> Material to process
%%

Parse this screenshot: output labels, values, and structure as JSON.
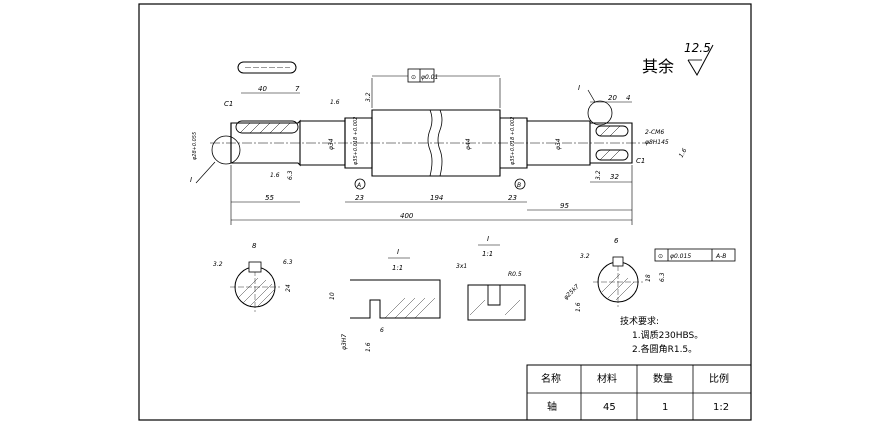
{
  "surface_finish_note": {
    "label": "其余",
    "roughness": "12.5"
  },
  "tolerances": {
    "runout_main": "⊙",
    "runout_main_value": "φ0.01",
    "runout_right_value": "φ0.015",
    "datum_ref": "A-B",
    "datum_a": "A",
    "datum_b": "B"
  },
  "dimensions": {
    "d40": "40",
    "d7": "7",
    "d55": "55",
    "d23a": "23",
    "d194": "194",
    "d23b": "23",
    "d95": "95",
    "d400": "400",
    "d20": "20",
    "d4": "4",
    "d32": "32",
    "d16": "1.6",
    "d32r": "3.2",
    "d16b": "1.6",
    "d63": "6.3",
    "d34a": "φ34",
    "d44": "φ44",
    "d34b": "φ34",
    "d35a": "φ35+0.018 +0.002",
    "d35b": "φ35+0.018 +0.002",
    "d28": "φ28+0.055",
    "c1a": "C1",
    "c1b": "C1",
    "thread": "2-CM6",
    "thread2": "φ8H145",
    "d16c": "1.6",
    "d32c": "3.2"
  },
  "callouts": {
    "roman_a": "I",
    "roman_b": "I",
    "roman_c": "I",
    "roman_d": "I"
  },
  "section_views": {
    "left_section": {
      "width": "8",
      "roughness": "3.2",
      "roughness2": "6.3",
      "depth": "24"
    },
    "detail_a": {
      "label": "I",
      "scale": "1:1",
      "dim10": "10",
      "dim6": "6",
      "fit": "φ3H7",
      "rough": "1.6"
    },
    "detail_b": {
      "label": "I",
      "scale": "1:1",
      "dim3x1": "3x1",
      "radius": "R0.5"
    },
    "right_section": {
      "width": "6",
      "roughness": "3.2",
      "roughness2": "6.3",
      "depth": "18",
      "fit": "φ25k7",
      "rough": "1.6"
    }
  },
  "tech_notes": {
    "title": "技术要求:",
    "items": [
      "1.调质230HBS。",
      "2.各圆角R1.5。"
    ]
  },
  "title_block": {
    "headers": [
      "名称",
      "材料",
      "数量",
      "比例"
    ],
    "values": [
      "轴",
      "45",
      "1",
      "1:2"
    ]
  }
}
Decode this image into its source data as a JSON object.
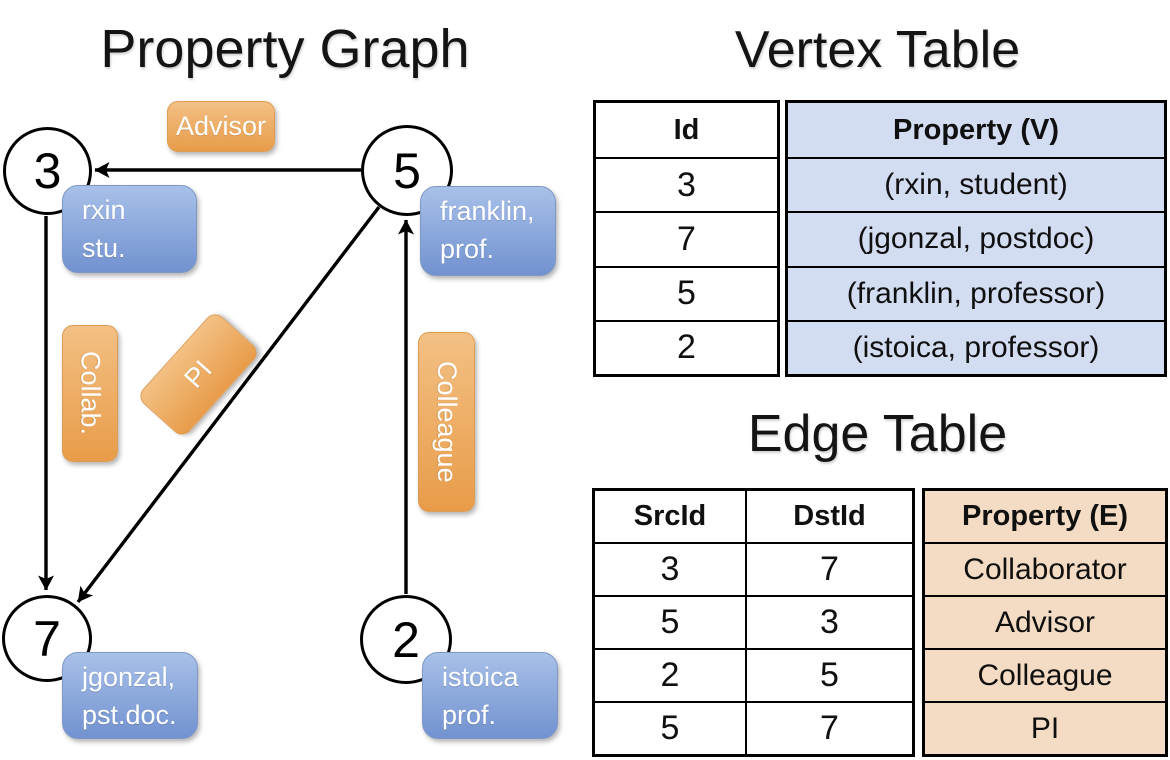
{
  "colors": {
    "orange_label_top": "#f3c084",
    "orange_label_bottom": "#e89c49",
    "blue_label_top": "#a8c1e9",
    "blue_label_bottom": "#7292d0",
    "vertex_table_cell_bg": "#d3ddf1",
    "edge_table_cell_bg": "#f3dcc3",
    "line_color": "#000000",
    "label_text_color": "#ffffff"
  },
  "graph": {
    "title": "Property Graph",
    "vertices": [
      {
        "id": "3",
        "prop_lines": [
          "rxin",
          "stu."
        ]
      },
      {
        "id": "5",
        "prop_lines": [
          "franklin,",
          "prof."
        ]
      },
      {
        "id": "7",
        "prop_lines": [
          "jgonzal,",
          "pst.doc."
        ]
      },
      {
        "id": "2",
        "prop_lines": [
          "istoica",
          "prof."
        ]
      }
    ],
    "edge_labels": [
      {
        "key": "advisor",
        "text": "Advisor"
      },
      {
        "key": "collab",
        "text": "Collab."
      },
      {
        "key": "pi",
        "text": "PI"
      },
      {
        "key": "colleague",
        "text": "Colleague"
      }
    ]
  },
  "vertex_table": {
    "title": "Vertex Table",
    "headers": {
      "id": "Id",
      "property": "Property (V)"
    },
    "rows": [
      {
        "id": "3",
        "property": "(rxin, student)"
      },
      {
        "id": "7",
        "property": "(jgonzal, postdoc)"
      },
      {
        "id": "5",
        "property": "(franklin, professor)"
      },
      {
        "id": "2",
        "property": "(istoica, professor)"
      }
    ]
  },
  "edge_table": {
    "title": "Edge Table",
    "headers": {
      "src": "SrcId",
      "dst": "DstId",
      "property": "Property (E)"
    },
    "rows": [
      {
        "src": "3",
        "dst": "7",
        "property": "Collaborator"
      },
      {
        "src": "5",
        "dst": "3",
        "property": "Advisor"
      },
      {
        "src": "2",
        "dst": "5",
        "property": "Colleague"
      },
      {
        "src": "5",
        "dst": "7",
        "property": "PI"
      }
    ]
  }
}
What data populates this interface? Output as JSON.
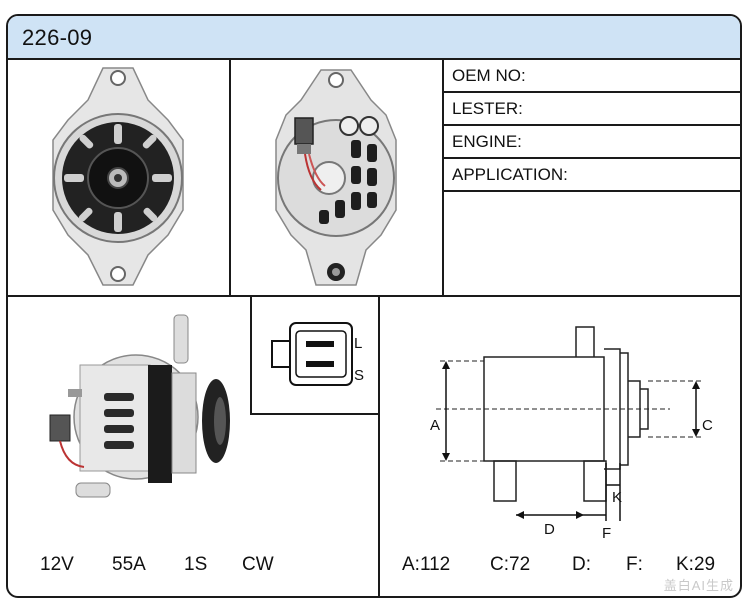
{
  "header": {
    "part_number": "226-09"
  },
  "specs": [
    {
      "label": "OEM NO:"
    },
    {
      "label": "LESTER:"
    },
    {
      "label": "ENGINE:"
    },
    {
      "label": "APPLICATION:"
    }
  ],
  "connector": {
    "pin_top": "L",
    "pin_bottom": "S"
  },
  "ratings": {
    "voltage": "12V",
    "amperage": "55A",
    "plug": "1S",
    "rotation": "CW"
  },
  "dimensions": {
    "A_label": "A",
    "C_label": "C",
    "D_label": "D",
    "F_label": "F",
    "K_label": "K",
    "A_value": "A:112",
    "C_value": "C:72",
    "D_value": "D:",
    "F_value": "F:",
    "K_value": "K:29"
  },
  "watermark": "盖白AI生成"
}
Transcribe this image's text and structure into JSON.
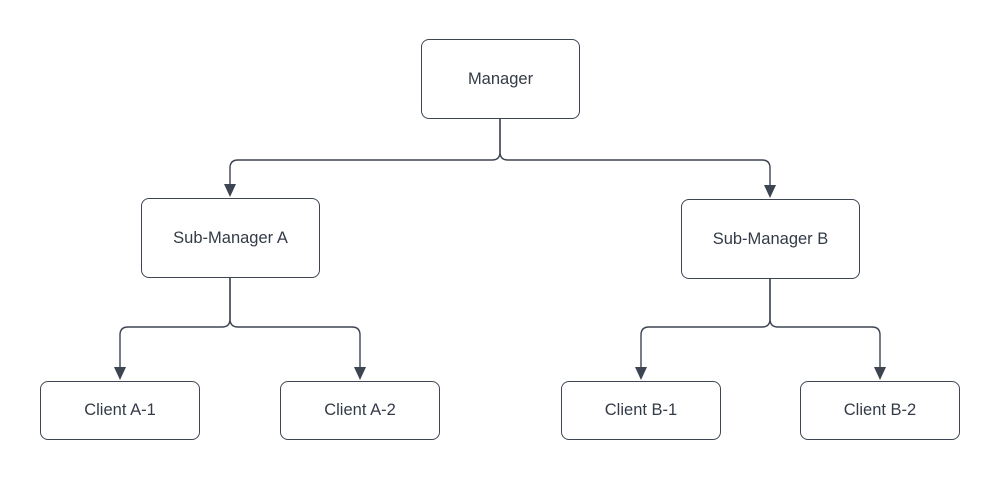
{
  "diagram": {
    "type": "org-chart",
    "nodes": {
      "manager": {
        "label": "Manager"
      },
      "sub_a": {
        "label": "Sub-Manager A"
      },
      "sub_b": {
        "label": "Sub-Manager B"
      },
      "client_a1": {
        "label": "Client A-1"
      },
      "client_a2": {
        "label": "Client A-2"
      },
      "client_b1": {
        "label": "Client B-1"
      },
      "client_b2": {
        "label": "Client B-2"
      }
    },
    "edges": [
      {
        "from": "Manager",
        "to": "Sub-Manager A",
        "arrow": "filled-triangle"
      },
      {
        "from": "Manager",
        "to": "Sub-Manager B",
        "arrow": "filled-triangle"
      },
      {
        "from": "Sub-Manager A",
        "to": "Client A-1",
        "arrow": "filled-triangle"
      },
      {
        "from": "Sub-Manager A",
        "to": "Client A-2",
        "arrow": "filled-triangle"
      },
      {
        "from": "Sub-Manager B",
        "to": "Client B-1",
        "arrow": "filled-triangle"
      },
      {
        "from": "Sub-Manager B",
        "to": "Client B-2",
        "arrow": "filled-triangle"
      }
    ],
    "colors": {
      "background": "#ffffff",
      "node_fill": "#ffffff",
      "node_border": "#3d4452",
      "connector": "#3d4452",
      "text": "#333b47"
    }
  }
}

%%

Every line of the data above should be quoted exactly. Omit the pictures.

> Task output
Parse this screenshot: output labels, values, and structure as JSON.
{
  "surface_finish_note": {
    "label": "其余",
    "roughness": "12.5"
  },
  "tolerances": {
    "runout_main": "⊙",
    "runout_main_value": "φ0.01",
    "runout_right_value": "φ0.015",
    "datum_ref": "A-B",
    "datum_a": "A",
    "datum_b": "B"
  },
  "dimensions": {
    "d40": "40",
    "d7": "7",
    "d55": "55",
    "d23a": "23",
    "d194": "194",
    "d23b": "23",
    "d95": "95",
    "d400": "400",
    "d20": "20",
    "d4": "4",
    "d32": "32",
    "d16": "1.6",
    "d32r": "3.2",
    "d16b": "1.6",
    "d63": "6.3",
    "d34a": "φ34",
    "d44": "φ44",
    "d34b": "φ34",
    "d35a": "φ35+0.018 +0.002",
    "d35b": "φ35+0.018 +0.002",
    "d28": "φ28+0.055",
    "c1a": "C1",
    "c1b": "C1",
    "thread": "2-CM6",
    "thread2": "φ8H145",
    "d16c": "1.6",
    "d32c": "3.2"
  },
  "callouts": {
    "roman_a": "I",
    "roman_b": "I",
    "roman_c": "I",
    "roman_d": "I"
  },
  "section_views": {
    "left_section": {
      "width": "8",
      "roughness": "3.2",
      "roughness2": "6.3",
      "depth": "24"
    },
    "detail_a": {
      "label": "I",
      "scale": "1:1",
      "dim10": "10",
      "dim6": "6",
      "fit": "φ3H7",
      "rough": "1.6"
    },
    "detail_b": {
      "label": "I",
      "scale": "1:1",
      "dim3x1": "3x1",
      "radius": "R0.5"
    },
    "right_section": {
      "width": "6",
      "roughness": "3.2",
      "roughness2": "6.3",
      "depth": "18",
      "fit": "φ25k7",
      "rough": "1.6"
    }
  },
  "tech_notes": {
    "title": "技术要求:",
    "items": [
      "1.调质230HBS。",
      "2.各圆角R1.5。"
    ]
  },
  "title_block": {
    "headers": [
      "名称",
      "材料",
      "数量",
      "比例"
    ],
    "values": [
      "轴",
      "45",
      "1",
      "1:2"
    ]
  }
}
Decode this image into its source data as a JSON object.
{
  "colors": {
    "orange_label_top": "#f3c084",
    "orange_label_bottom": "#e89c49",
    "blue_label_top": "#a8c1e9",
    "blue_label_bottom": "#7292d0",
    "vertex_table_cell_bg": "#d3ddf1",
    "edge_table_cell_bg": "#f3dcc3",
    "line_color": "#000000",
    "label_text_color": "#ffffff"
  },
  "graph": {
    "title": "Property Graph",
    "vertices": [
      {
        "id": "3",
        "prop_lines": [
          "rxin",
          "stu."
        ]
      },
      {
        "id": "5",
        "prop_lines": [
          "franklin,",
          "prof."
        ]
      },
      {
        "id": "7",
        "prop_lines": [
          "jgonzal,",
          "pst.doc."
        ]
      },
      {
        "id": "2",
        "prop_lines": [
          "istoica",
          "prof."
        ]
      }
    ],
    "edge_labels": [
      {
        "key": "advisor",
        "text": "Advisor"
      },
      {
        "key": "collab",
        "text": "Collab."
      },
      {
        "key": "pi",
        "text": "PI"
      },
      {
        "key": "colleague",
        "text": "Colleague"
      }
    ]
  },
  "vertex_table": {
    "title": "Vertex Table",
    "headers": {
      "id": "Id",
      "property": "Property (V)"
    },
    "rows": [
      {
        "id": "3",
        "property": "(rxin, student)"
      },
      {
        "id": "7",
        "property": "(jgonzal, postdoc)"
      },
      {
        "id": "5",
        "property": "(franklin, professor)"
      },
      {
        "id": "2",
        "property": "(istoica, professor)"
      }
    ]
  },
  "edge_table": {
    "title": "Edge Table",
    "headers": {
      "src": "SrcId",
      "dst": "DstId",
      "property": "Property (E)"
    },
    "rows": [
      {
        "src": "3",
        "dst": "7",
        "property": "Collaborator"
      },
      {
        "src": "5",
        "dst": "3",
        "property": "Advisor"
      },
      {
        "src": "2",
        "dst": "5",
        "property": "Colleague"
      },
      {
        "src": "5",
        "dst": "7",
        "property": "PI"
      }
    ]
  }
}
What data populates this interface? Output as JSON.
{
  "header": {
    "part_number": "226-09"
  },
  "specs": [
    {
      "label": "OEM NO:"
    },
    {
      "label": "LESTER:"
    },
    {
      "label": "ENGINE:"
    },
    {
      "label": "APPLICATION:"
    }
  ],
  "connector": {
    "pin_top": "L",
    "pin_bottom": "S"
  },
  "ratings": {
    "voltage": "12V",
    "amperage": "55A",
    "plug": "1S",
    "rotation": "CW"
  },
  "dimensions": {
    "A_label": "A",
    "C_label": "C",
    "D_label": "D",
    "F_label": "F",
    "K_label": "K",
    "A_value": "A:112",
    "C_value": "C:72",
    "D_value": "D:",
    "F_value": "F:",
    "K_value": "K:29"
  },
  "watermark": "盖白AI生成"
}
Transcribe this image's text and structure into JSON.
{
  "diagram": {
    "type": "org-chart",
    "nodes": {
      "manager": {
        "label": "Manager"
      },
      "sub_a": {
        "label": "Sub-Manager A"
      },
      "sub_b": {
        "label": "Sub-Manager B"
      },
      "client_a1": {
        "label": "Client A-1"
      },
      "client_a2": {
        "label": "Client A-2"
      },
      "client_b1": {
        "label": "Client B-1"
      },
      "client_b2": {
        "label": "Client B-2"
      }
    },
    "edges": [
      {
        "from": "Manager",
        "to": "Sub-Manager A",
        "arrow": "filled-triangle"
      },
      {
        "from": "Manager",
        "to": "Sub-Manager B",
        "arrow": "filled-triangle"
      },
      {
        "from": "Sub-Manager A",
        "to": "Client A-1",
        "arrow": "filled-triangle"
      },
      {
        "from": "Sub-Manager A",
        "to": "Client A-2",
        "arrow": "filled-triangle"
      },
      {
        "from": "Sub-Manager B",
        "to": "Client B-1",
        "arrow": "filled-triangle"
      },
      {
        "from": "Sub-Manager B",
        "to": "Client B-2",
        "arrow": "filled-triangle"
      }
    ],
    "colors": {
      "background": "#ffffff",
      "node_fill": "#ffffff",
      "node_border": "#3d4452",
      "connector": "#3d4452",
      "text": "#333b47"
    }
  }
}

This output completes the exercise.